- [Aim]
Every record must be repeated exactly, with no omission.

===== Data records

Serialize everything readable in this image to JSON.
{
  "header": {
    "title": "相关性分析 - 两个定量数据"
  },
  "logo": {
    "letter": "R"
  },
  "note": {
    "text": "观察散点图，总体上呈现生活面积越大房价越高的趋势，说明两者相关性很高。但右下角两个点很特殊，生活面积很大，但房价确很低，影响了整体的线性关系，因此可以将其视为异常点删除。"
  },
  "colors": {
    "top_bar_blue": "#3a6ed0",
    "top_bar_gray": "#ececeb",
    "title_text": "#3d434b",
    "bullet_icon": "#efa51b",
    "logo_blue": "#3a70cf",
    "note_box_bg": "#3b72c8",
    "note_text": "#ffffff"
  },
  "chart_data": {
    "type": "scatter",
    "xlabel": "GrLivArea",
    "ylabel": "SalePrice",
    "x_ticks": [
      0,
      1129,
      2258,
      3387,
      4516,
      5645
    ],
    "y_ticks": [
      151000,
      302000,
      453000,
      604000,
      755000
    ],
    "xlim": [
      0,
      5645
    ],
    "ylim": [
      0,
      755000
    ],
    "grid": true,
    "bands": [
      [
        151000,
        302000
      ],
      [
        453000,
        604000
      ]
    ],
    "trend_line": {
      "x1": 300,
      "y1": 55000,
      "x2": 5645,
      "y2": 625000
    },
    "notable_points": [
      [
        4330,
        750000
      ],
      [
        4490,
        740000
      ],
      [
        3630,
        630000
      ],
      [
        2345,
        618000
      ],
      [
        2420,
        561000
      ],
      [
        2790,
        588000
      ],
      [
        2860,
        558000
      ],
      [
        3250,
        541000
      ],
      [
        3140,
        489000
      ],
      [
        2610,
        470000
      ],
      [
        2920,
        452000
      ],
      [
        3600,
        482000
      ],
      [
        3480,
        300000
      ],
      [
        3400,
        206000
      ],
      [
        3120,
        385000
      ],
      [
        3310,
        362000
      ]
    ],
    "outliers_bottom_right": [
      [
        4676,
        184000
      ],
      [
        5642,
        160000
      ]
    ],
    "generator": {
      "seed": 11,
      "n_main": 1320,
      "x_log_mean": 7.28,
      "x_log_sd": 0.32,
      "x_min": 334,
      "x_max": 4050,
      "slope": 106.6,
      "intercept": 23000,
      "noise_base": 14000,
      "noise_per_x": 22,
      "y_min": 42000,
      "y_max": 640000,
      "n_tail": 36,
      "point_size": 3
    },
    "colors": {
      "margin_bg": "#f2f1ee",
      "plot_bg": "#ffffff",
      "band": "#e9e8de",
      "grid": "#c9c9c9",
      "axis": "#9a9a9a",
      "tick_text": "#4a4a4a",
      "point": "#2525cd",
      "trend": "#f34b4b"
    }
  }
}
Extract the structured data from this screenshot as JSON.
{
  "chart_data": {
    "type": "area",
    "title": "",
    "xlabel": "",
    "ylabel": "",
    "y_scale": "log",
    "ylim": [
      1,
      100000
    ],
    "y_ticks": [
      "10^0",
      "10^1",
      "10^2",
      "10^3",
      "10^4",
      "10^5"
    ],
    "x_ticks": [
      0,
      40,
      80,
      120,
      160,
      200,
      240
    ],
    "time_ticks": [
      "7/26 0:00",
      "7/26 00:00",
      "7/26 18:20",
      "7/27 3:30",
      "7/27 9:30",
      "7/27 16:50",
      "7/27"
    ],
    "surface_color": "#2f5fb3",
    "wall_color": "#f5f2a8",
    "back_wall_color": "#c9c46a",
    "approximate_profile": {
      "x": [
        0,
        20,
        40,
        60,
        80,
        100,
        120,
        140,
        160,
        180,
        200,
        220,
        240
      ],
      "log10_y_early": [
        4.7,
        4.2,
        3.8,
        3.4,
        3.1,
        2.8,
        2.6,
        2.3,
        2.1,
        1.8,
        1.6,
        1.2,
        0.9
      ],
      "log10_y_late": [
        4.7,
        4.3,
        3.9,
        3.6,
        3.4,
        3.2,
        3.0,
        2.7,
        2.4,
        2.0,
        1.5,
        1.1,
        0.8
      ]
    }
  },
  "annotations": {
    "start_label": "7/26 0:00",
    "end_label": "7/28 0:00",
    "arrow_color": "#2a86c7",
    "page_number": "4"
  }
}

==========

- [Exercise result]
Serialize everything readable in this image to JSON.
{
  "header": {
    "title": "相关性分析 - 两个定量数据"
  },
  "logo": {
    "letter": "R"
  },
  "note": {
    "text": "观察散点图，总体上呈现生活面积越大房价越高的趋势，说明两者相关性很高。但右下角两个点很特殊，生活面积很大，但房价确很低，影响了整体的线性关系，因此可以将其视为异常点删除。"
  },
  "colors": {
    "top_bar_blue": "#3a6ed0",
    "top_bar_gray": "#ececeb",
    "title_text": "#3d434b",
    "bullet_icon": "#efa51b",
    "logo_blue": "#3a70cf",
    "note_box_bg": "#3b72c8",
    "note_text": "#ffffff"
  },
  "chart_data": {
    "type": "scatter",
    "xlabel": "GrLivArea",
    "ylabel": "SalePrice",
    "x_ticks": [
      0,
      1129,
      2258,
      3387,
      4516,
      5645
    ],
    "y_ticks": [
      151000,
      302000,
      453000,
      604000,
      755000
    ],
    "xlim": [
      0,
      5645
    ],
    "ylim": [
      0,
      755000
    ],
    "grid": true,
    "bands": [
      [
        151000,
        302000
      ],
      [
        453000,
        604000
      ]
    ],
    "trend_line": {
      "x1": 300,
      "y1": 55000,
      "x2": 5645,
      "y2": 625000
    },
    "notable_points": [
      [
        4330,
        750000
      ],
      [
        4490,
        740000
      ],
      [
        3630,
        630000
      ],
      [
        2345,
        618000
      ],
      [
        2420,
        561000
      ],
      [
        2790,
        588000
      ],
      [
        2860,
        558000
      ],
      [
        3250,
        541000
      ],
      [
        3140,
        489000
      ],
      [
        2610,
        470000
      ],
      [
        2920,
        452000
      ],
      [
        3600,
        482000
      ],
      [
        3480,
        300000
      ],
      [
        3400,
        206000
      ],
      [
        3120,
        385000
      ],
      [
        3310,
        362000
      ]
    ],
    "outliers_bottom_right": [
      [
        4676,
        184000
      ],
      [
        5642,
        160000
      ]
    ],
    "generator": {
      "seed": 11,
      "n_main": 1320,
      "x_log_mean": 7.28,
      "x_log_sd": 0.32,
      "x_min": 334,
      "x_max": 4050,
      "slope": 106.6,
      "intercept": 23000,
      "noise_base": 14000,
      "noise_per_x": 22,
      "y_min": 42000,
      "y_max": 640000,
      "n_tail": 36,
      "point_size": 3
    },
    "colors": {
      "margin_bg": "#f2f1ee",
      "plot_bg": "#ffffff",
      "band": "#e9e8de",
      "grid": "#c9c9c9",
      "axis": "#9a9a9a",
      "tick_text": "#4a4a4a",
      "point": "#2525cd",
      "trend": "#f34b4b"
    }
  }
}
Extract the structured data from this screenshot as JSON.
{
  "chart_data": {
    "type": "area",
    "title": "",
    "xlabel": "",
    "ylabel": "",
    "y_scale": "log",
    "ylim": [
      1,
      100000
    ],
    "y_ticks": [
      "10^0",
      "10^1",
      "10^2",
      "10^3",
      "10^4",
      "10^5"
    ],
    "x_ticks": [
      0,
      40,
      80,
      120,
      160,
      200,
      240
    ],
    "time_ticks": [
      "7/26 0:00",
      "7/26 00:00",
      "7/26 18:20",
      "7/27 3:30",
      "7/27 9:30",
      "7/27 16:50",
      "7/27"
    ],
    "surface_color": "#2f5fb3",
    "wall_color": "#f5f2a8",
    "back_wall_color": "#c9c46a",
    "approximate_profile": {
      "x": [
        0,
        20,
        40,
        60,
        80,
        100,
        120,
        140,
        160,
        180,
        200,
        220,
        240
      ],
      "log10_y_early": [
        4.7,
        4.2,
        3.8,
        3.4,
        3.1,
        2.8,
        2.6,
        2.3,
        2.1,
        1.8,
        1.6,
        1.2,
        0.9
      ],
      "log10_y_late": [
        4.7,
        4.3,
        3.9,
        3.6,
        3.4,
        3.2,
        3.0,
        2.7,
        2.4,
        2.0,
        1.5,
        1.1,
        0.8
      ]
    }
  },
  "annotations": {
    "start_label": "7/26 0:00",
    "end_label": "7/28 0:00",
    "arrow_color": "#2a86c7",
    "page_number": "4"
  }
}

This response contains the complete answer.